Determine how many lines carry the word "структура". Output that number only.

Records excerpted from a collection
★ ★ ★

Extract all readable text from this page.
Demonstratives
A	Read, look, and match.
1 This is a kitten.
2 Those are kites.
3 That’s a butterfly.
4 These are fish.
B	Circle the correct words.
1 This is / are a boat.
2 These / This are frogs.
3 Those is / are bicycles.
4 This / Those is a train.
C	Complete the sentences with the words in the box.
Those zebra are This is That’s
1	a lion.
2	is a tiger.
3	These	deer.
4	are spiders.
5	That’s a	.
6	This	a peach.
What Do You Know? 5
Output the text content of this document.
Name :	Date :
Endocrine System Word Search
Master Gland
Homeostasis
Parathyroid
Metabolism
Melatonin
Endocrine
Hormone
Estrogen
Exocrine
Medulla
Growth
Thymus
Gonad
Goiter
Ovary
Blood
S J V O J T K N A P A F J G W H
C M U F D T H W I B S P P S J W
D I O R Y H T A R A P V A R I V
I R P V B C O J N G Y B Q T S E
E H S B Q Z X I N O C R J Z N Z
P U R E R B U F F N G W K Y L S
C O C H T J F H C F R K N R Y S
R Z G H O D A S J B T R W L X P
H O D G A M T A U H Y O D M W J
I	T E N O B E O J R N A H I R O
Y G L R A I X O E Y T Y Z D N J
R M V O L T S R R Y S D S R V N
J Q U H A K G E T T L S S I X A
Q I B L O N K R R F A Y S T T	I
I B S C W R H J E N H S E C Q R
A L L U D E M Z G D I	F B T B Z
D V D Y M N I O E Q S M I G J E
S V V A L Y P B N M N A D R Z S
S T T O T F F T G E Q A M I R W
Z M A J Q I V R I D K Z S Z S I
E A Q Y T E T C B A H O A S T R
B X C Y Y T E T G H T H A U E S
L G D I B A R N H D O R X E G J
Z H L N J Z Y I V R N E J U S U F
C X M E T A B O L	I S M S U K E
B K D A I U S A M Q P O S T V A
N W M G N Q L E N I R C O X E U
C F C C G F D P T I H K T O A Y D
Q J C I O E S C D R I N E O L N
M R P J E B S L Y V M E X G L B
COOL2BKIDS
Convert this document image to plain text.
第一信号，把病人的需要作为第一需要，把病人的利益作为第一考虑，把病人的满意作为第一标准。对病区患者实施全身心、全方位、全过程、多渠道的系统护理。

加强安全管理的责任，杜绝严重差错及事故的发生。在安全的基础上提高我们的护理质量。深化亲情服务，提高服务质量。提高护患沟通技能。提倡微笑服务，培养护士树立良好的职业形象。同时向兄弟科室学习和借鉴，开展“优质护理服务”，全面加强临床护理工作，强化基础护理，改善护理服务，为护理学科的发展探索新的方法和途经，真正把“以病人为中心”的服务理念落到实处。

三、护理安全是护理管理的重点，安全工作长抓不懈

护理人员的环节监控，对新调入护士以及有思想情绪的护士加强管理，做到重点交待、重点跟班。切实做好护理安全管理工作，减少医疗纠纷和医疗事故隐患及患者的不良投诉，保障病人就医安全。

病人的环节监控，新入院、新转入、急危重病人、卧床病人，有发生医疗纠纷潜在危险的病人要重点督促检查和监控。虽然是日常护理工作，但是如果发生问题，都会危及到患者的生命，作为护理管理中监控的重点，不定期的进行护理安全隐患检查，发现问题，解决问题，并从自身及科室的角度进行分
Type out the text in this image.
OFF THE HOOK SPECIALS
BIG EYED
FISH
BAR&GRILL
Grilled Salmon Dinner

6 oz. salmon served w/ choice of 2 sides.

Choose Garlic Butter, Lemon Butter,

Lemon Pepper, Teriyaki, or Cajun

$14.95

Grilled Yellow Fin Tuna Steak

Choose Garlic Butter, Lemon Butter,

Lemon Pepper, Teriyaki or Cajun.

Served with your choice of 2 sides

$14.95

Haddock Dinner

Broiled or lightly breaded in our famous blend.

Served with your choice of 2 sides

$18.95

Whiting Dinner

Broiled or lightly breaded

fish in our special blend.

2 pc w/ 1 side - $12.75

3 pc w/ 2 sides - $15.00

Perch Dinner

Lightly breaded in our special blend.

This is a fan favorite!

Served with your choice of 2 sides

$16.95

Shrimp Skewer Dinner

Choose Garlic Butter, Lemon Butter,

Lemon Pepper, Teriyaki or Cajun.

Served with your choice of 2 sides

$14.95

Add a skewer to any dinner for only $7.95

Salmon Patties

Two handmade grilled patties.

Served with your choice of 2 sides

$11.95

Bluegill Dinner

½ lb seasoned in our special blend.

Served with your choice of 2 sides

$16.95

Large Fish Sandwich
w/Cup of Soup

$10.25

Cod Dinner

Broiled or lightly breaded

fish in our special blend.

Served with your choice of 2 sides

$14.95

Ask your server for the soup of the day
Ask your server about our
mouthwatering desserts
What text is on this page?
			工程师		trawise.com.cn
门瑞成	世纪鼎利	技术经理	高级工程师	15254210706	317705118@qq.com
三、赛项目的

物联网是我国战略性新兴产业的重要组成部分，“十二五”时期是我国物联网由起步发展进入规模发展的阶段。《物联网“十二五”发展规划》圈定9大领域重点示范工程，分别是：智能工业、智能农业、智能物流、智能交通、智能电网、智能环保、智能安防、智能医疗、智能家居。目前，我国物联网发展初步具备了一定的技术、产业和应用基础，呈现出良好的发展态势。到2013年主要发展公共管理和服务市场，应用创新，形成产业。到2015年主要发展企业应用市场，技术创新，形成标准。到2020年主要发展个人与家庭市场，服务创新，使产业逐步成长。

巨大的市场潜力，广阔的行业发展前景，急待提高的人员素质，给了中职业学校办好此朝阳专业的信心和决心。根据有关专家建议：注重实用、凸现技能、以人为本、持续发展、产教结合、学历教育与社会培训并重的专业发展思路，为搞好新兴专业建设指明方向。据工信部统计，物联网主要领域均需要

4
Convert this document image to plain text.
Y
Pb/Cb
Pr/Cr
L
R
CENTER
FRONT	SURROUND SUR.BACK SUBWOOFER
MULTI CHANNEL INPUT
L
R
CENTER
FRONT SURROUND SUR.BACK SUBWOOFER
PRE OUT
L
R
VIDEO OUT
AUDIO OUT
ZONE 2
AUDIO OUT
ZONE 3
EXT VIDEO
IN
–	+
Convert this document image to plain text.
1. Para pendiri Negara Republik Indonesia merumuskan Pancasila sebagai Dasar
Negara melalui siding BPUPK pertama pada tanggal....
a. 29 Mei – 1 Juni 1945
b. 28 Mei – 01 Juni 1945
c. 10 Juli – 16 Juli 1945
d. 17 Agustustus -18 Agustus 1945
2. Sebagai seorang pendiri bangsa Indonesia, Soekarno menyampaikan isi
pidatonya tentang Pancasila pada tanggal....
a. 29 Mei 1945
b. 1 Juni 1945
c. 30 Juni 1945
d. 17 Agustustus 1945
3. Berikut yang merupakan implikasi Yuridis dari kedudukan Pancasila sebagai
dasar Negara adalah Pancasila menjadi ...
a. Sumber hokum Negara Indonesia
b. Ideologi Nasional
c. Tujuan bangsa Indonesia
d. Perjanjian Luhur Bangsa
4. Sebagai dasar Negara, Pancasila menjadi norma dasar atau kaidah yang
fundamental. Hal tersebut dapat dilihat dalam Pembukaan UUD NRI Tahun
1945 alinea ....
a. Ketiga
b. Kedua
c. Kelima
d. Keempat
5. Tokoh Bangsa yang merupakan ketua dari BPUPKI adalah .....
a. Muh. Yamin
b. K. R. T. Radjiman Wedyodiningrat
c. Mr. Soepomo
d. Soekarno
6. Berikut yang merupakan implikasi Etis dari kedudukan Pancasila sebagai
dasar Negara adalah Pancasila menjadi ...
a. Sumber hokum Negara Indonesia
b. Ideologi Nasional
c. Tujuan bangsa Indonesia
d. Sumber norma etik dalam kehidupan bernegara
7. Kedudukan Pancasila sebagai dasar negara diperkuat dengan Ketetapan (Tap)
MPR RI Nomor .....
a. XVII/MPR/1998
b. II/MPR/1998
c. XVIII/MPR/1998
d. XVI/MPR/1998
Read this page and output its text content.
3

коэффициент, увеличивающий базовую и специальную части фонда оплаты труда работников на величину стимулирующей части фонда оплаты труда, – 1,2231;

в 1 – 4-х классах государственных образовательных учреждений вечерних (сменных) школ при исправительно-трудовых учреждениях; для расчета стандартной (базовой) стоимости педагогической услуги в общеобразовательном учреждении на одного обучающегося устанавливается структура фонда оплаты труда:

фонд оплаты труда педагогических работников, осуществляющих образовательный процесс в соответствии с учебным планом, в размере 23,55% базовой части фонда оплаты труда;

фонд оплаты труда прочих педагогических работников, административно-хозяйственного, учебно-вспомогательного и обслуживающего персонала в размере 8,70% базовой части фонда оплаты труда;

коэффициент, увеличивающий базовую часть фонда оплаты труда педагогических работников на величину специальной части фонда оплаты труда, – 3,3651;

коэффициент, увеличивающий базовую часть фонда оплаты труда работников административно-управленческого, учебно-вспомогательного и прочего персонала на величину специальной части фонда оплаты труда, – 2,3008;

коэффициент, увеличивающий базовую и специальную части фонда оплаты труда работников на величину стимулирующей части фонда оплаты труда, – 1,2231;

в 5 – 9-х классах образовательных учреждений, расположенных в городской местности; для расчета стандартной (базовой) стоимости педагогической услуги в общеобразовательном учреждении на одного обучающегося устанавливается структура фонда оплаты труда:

★ ★ ★

**REPLY TO THE EXERCISE:** 2